| TASK PROMPT |
Please determine how many lines of the material include the word "Danke", and respond with nothing but that number.

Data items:

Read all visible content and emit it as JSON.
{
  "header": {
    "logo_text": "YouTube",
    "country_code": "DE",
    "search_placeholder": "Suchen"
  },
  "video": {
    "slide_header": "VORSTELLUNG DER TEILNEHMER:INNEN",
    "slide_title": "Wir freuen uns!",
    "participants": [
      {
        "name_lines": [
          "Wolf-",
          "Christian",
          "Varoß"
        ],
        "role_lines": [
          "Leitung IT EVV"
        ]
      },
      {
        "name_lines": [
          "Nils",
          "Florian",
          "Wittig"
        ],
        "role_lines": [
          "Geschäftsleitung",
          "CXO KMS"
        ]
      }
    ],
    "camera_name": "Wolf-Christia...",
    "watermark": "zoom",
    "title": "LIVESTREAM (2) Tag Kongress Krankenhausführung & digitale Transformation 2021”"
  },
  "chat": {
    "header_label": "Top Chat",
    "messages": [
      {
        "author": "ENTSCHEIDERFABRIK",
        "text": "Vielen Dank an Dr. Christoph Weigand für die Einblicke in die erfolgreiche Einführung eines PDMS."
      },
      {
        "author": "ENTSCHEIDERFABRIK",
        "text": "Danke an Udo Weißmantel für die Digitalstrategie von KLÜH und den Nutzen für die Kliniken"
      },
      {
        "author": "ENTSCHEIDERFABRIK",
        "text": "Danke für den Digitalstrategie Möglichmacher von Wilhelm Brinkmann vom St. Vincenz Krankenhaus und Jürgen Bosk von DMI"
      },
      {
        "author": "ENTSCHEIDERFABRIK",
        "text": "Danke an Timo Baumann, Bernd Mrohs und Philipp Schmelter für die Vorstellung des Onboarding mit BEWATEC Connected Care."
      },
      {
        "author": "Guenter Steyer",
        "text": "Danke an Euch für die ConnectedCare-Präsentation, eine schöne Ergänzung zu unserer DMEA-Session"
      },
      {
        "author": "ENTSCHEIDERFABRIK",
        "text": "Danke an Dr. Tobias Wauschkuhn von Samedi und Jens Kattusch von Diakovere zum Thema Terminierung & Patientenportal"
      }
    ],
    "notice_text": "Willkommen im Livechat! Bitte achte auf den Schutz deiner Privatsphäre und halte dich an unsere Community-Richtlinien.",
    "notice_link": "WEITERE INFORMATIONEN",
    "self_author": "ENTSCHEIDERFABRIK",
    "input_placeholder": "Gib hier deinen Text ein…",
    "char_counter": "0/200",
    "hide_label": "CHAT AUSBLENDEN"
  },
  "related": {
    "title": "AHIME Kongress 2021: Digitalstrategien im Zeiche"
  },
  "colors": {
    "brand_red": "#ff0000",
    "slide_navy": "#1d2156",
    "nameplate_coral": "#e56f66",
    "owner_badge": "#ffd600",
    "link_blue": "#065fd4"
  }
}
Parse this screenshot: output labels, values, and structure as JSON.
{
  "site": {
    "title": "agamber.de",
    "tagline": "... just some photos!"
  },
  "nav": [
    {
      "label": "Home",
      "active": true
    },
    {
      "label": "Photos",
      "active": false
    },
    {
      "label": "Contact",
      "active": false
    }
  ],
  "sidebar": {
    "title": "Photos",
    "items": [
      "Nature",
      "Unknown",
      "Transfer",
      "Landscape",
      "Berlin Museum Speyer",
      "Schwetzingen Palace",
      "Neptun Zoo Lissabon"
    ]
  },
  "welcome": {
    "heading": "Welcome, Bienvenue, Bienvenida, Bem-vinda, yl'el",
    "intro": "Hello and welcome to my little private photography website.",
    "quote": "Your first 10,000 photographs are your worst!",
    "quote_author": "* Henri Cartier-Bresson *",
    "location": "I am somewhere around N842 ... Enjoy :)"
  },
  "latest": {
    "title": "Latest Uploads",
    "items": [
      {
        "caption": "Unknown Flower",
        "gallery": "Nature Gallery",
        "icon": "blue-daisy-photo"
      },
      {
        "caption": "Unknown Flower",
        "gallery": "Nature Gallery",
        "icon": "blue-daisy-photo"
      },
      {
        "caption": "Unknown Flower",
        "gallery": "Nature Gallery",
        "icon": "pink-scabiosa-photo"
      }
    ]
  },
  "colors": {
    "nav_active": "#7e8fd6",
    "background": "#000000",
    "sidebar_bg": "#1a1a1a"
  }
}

| EXERCISE RESULT |
5